PROBLEM TO SOLVE: Print verbatim every line starting at the one that contains "Output a JSON" and ending at the final line of the records; include both endpoints.

LISTED ENTRIES:
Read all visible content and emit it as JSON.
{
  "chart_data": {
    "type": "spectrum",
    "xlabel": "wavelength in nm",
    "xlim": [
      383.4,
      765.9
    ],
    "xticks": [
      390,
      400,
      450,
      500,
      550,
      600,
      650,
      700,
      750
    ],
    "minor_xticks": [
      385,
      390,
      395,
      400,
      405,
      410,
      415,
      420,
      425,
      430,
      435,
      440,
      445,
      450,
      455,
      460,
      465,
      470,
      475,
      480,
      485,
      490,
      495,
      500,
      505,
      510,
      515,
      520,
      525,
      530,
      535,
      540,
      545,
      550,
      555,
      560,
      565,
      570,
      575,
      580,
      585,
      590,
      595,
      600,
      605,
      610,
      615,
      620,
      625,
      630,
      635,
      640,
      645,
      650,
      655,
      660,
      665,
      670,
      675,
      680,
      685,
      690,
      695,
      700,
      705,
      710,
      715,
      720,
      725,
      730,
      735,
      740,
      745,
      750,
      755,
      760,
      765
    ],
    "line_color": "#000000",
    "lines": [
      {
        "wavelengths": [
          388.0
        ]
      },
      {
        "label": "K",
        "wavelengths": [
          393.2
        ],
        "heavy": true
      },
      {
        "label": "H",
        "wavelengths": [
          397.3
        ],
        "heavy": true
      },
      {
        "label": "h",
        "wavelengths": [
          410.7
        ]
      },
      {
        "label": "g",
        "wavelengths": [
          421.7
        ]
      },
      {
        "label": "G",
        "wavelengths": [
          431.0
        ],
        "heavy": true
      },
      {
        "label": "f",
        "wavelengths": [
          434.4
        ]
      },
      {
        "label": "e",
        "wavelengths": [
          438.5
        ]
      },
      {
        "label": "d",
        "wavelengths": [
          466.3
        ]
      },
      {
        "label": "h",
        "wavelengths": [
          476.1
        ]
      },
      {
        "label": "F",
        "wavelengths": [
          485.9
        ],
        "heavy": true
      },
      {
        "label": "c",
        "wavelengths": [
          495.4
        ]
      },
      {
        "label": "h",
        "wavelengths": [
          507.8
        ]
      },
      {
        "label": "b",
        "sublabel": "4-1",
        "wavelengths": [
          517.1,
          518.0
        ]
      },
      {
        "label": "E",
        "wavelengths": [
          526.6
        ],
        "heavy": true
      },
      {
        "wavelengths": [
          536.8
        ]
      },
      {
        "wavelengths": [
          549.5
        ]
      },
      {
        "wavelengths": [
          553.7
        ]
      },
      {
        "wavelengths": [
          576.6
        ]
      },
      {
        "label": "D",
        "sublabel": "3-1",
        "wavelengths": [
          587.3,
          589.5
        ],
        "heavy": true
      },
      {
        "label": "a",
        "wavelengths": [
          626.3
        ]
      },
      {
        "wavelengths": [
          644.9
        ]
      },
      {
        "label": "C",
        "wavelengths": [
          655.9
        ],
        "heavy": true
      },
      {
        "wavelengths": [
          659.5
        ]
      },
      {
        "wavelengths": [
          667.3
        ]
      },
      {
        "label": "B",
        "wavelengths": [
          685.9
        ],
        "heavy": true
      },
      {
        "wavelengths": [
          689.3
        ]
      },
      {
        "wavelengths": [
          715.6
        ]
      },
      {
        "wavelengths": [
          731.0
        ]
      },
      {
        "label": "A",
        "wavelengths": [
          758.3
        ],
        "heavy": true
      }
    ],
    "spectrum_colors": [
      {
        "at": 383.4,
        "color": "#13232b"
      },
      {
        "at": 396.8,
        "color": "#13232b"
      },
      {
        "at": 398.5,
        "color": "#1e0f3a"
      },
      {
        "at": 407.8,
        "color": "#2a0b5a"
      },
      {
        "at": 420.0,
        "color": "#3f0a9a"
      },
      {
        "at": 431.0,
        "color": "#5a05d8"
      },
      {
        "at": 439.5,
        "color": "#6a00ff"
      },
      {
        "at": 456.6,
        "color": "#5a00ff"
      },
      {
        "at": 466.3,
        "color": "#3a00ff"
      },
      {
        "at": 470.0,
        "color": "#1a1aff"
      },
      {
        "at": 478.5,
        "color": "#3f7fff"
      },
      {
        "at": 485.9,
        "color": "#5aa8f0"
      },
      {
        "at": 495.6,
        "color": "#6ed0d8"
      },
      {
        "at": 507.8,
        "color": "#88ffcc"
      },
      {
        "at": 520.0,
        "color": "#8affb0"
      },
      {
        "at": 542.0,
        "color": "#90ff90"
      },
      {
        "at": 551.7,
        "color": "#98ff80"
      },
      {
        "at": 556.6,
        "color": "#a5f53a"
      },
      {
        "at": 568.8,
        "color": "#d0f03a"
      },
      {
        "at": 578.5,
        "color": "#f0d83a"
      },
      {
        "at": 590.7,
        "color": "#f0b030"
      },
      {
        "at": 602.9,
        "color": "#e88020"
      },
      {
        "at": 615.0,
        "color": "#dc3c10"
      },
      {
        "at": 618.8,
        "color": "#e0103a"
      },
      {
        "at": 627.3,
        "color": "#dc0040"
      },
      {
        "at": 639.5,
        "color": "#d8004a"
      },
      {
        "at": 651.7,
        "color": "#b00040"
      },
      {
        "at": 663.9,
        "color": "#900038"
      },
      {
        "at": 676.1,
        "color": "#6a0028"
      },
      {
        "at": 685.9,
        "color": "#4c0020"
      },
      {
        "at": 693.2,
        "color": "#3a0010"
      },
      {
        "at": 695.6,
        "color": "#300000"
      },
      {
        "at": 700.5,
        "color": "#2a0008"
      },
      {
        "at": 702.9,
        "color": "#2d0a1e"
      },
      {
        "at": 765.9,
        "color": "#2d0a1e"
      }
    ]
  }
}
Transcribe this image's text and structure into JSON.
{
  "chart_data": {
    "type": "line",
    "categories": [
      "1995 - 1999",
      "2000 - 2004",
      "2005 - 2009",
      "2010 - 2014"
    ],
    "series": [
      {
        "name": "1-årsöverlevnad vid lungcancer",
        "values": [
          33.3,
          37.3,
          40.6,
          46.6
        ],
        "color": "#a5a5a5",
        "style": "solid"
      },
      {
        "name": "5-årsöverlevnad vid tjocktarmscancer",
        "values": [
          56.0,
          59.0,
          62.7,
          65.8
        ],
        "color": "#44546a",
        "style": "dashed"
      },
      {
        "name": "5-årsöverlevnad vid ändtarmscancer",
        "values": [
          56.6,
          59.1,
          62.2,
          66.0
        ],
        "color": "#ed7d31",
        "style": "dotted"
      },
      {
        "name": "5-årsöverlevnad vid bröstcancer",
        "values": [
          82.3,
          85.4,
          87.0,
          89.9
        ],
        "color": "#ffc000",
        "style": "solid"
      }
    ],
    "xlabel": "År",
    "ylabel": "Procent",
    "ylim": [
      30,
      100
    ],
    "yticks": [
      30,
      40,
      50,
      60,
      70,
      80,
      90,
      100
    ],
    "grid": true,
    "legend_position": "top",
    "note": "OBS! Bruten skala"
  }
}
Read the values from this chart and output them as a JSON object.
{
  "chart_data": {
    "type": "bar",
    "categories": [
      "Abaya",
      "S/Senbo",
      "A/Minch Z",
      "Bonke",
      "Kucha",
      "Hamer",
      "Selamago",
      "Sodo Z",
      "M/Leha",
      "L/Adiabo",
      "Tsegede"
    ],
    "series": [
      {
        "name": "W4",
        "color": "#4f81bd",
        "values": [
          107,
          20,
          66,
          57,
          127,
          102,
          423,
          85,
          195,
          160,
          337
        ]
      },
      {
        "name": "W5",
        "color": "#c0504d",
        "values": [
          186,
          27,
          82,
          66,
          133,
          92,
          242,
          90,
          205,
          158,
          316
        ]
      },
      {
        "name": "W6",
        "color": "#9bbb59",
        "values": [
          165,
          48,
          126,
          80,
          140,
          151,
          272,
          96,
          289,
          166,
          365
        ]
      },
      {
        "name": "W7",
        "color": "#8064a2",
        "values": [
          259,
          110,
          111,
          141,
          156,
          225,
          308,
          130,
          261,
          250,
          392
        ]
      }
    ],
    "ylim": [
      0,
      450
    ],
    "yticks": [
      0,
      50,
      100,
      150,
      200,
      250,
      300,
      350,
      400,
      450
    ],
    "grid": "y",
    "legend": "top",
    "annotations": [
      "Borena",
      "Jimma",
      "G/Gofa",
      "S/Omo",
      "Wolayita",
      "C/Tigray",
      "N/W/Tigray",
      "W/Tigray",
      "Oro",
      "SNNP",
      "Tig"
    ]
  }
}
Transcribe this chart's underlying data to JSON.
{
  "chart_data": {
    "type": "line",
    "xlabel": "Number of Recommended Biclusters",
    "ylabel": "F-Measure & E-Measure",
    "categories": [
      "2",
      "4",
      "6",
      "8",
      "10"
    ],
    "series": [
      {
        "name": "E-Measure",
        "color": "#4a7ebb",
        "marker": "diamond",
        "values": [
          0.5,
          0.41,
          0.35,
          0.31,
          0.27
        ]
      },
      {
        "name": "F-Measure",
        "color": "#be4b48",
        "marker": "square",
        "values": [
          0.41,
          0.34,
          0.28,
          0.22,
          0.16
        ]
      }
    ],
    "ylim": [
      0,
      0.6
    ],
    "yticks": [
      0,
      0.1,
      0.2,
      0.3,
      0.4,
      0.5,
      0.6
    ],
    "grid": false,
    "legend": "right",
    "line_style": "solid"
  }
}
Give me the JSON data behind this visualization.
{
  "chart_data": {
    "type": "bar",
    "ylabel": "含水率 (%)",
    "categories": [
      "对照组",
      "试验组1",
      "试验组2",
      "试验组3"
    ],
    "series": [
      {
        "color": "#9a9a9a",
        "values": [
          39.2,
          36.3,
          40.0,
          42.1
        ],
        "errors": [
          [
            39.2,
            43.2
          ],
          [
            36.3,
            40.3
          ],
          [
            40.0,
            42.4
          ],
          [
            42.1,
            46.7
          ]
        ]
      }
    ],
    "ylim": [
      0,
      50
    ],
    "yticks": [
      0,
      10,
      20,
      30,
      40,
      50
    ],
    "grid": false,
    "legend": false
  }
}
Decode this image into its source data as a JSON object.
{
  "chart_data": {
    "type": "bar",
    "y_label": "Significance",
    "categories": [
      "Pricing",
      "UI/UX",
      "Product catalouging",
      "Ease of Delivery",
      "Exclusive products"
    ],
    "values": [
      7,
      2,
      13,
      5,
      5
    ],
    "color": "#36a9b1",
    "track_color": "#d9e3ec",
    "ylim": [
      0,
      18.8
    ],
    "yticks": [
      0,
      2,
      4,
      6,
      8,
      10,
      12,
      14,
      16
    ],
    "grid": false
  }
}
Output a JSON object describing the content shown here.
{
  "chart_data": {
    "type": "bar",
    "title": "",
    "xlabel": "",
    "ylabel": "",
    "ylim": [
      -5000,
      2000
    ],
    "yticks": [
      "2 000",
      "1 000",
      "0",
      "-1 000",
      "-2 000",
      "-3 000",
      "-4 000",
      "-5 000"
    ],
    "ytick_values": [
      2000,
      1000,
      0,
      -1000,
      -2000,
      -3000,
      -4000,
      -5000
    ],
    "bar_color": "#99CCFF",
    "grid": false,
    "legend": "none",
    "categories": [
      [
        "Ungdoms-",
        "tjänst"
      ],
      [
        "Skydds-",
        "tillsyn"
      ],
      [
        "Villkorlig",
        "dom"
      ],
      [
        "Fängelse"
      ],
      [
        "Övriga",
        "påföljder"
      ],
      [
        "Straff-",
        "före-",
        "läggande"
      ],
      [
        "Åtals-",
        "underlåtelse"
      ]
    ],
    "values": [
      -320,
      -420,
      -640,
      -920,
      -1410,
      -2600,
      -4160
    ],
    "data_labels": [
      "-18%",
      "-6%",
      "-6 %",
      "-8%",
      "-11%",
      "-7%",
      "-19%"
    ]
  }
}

SOLUTION:
Output a JSON object describing the content shown here.
{
  "chart_data": {
    "type": "bar",
    "title": "",
    "xlabel": "",
    "ylabel": "",
    "ylim": [
      -5000,
      2000
    ],
    "yticks": [
      "2 000",
      "1 000",
      "0",
      "-1 000",
      "-2 000",
      "-3 000",
      "-4 000",
      "-5 000"
    ],
    "ytick_values": [
      2000,
      1000,
      0,
      -1000,
      -2000,
      -3000,
      -4000,
      -5000
    ],
    "bar_color": "#99CCFF",
    "grid": false,
    "legend": "none",
    "categories": [
      [
        "Ungdoms-",
        "tjänst"
      ],
      [
        "Skydds-",
        "tillsyn"
      ],
      [
        "Villkorlig",
        "dom"
      ],
      [
        "Fängelse"
      ],
      [
        "Övriga",
        "påföljder"
      ],
      [
        "Straff-",
        "före-",
        "läggande"
      ],
      [
        "Åtals-",
        "underlåtelse"
      ]
    ],
    "values": [
      -320,
      -420,
      -640,
      -920,
      -1410,
      -2600,
      -4160
    ],
    "data_labels": [
      "-18%",
      "-6%",
      "-6 %",
      "-8%",
      "-11%",
      "-7%",
      "-19%"
    ]
  }
}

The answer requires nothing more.